WHAT TO PRODUCE: Count the lines of the data below that contain the string "física", treating case as significant, and give only the number.

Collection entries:
□ □ □ □
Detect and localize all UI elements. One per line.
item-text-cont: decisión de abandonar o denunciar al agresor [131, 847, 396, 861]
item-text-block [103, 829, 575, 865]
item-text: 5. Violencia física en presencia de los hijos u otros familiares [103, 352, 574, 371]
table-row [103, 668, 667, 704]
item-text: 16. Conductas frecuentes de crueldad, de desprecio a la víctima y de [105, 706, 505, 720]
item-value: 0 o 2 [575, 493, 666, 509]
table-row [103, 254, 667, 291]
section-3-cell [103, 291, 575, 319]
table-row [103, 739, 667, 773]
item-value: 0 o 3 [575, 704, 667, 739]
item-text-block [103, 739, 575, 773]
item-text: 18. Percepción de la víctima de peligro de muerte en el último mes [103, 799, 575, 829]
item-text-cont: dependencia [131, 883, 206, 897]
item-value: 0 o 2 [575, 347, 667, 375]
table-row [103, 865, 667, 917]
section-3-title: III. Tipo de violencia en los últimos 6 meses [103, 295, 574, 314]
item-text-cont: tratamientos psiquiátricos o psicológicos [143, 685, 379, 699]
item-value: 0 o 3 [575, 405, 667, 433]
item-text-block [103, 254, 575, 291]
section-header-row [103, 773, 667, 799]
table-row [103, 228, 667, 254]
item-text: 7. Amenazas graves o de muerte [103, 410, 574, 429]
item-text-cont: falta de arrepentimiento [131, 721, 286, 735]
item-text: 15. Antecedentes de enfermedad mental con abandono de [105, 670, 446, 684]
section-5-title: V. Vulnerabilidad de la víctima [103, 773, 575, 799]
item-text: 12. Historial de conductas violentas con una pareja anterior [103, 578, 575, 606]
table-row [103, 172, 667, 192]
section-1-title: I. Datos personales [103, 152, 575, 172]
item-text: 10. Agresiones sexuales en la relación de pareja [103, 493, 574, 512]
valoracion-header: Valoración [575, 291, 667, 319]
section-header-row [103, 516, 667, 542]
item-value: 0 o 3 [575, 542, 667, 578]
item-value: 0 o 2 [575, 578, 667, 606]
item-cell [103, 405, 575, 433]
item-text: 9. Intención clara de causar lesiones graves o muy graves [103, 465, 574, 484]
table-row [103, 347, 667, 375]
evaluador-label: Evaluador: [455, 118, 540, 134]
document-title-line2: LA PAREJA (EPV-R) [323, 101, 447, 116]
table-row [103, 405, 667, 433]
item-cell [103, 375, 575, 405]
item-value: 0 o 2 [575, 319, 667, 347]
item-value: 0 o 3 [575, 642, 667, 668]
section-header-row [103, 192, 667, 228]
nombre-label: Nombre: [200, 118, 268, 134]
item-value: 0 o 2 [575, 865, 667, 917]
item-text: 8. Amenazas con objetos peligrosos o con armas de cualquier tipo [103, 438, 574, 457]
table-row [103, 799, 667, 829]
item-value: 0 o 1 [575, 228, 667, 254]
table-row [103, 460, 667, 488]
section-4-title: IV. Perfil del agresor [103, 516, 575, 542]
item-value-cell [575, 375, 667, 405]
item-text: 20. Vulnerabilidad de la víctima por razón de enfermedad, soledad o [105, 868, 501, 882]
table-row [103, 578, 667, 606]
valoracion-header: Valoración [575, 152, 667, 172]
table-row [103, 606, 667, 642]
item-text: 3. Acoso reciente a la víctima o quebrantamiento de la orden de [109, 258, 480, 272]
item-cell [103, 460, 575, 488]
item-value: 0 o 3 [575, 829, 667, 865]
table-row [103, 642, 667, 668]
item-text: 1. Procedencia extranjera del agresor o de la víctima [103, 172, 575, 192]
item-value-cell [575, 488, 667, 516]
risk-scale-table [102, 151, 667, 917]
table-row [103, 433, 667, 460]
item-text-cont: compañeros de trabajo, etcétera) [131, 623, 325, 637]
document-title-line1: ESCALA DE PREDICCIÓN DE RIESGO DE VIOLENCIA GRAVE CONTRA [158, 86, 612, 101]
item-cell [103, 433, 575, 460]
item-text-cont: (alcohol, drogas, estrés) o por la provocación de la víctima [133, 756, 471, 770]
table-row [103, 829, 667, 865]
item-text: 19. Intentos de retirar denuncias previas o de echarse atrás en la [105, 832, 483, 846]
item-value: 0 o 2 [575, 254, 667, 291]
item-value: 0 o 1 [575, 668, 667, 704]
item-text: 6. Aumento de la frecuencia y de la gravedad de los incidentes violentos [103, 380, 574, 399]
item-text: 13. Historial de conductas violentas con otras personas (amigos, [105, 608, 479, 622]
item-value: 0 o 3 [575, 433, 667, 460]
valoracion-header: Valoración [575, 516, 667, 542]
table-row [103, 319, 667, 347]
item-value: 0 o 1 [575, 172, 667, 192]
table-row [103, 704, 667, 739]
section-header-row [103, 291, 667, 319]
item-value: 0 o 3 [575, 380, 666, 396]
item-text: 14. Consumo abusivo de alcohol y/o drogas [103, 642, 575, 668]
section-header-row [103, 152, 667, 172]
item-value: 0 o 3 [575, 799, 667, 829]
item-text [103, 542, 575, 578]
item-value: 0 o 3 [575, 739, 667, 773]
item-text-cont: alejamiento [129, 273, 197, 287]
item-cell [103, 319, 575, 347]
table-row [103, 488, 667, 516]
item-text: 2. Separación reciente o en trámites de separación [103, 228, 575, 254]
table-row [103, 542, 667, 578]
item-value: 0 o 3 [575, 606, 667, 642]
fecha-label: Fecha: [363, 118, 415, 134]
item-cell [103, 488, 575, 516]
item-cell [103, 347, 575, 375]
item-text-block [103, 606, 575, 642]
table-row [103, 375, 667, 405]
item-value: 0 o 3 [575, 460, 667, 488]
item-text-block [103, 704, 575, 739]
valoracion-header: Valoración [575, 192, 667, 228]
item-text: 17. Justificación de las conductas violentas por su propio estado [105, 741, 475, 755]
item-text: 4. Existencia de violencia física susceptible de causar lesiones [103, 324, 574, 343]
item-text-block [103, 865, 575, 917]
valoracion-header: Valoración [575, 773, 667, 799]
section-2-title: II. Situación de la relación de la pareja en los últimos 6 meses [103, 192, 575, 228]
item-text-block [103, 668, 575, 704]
□ □ □ □
THE OUTPUT: 2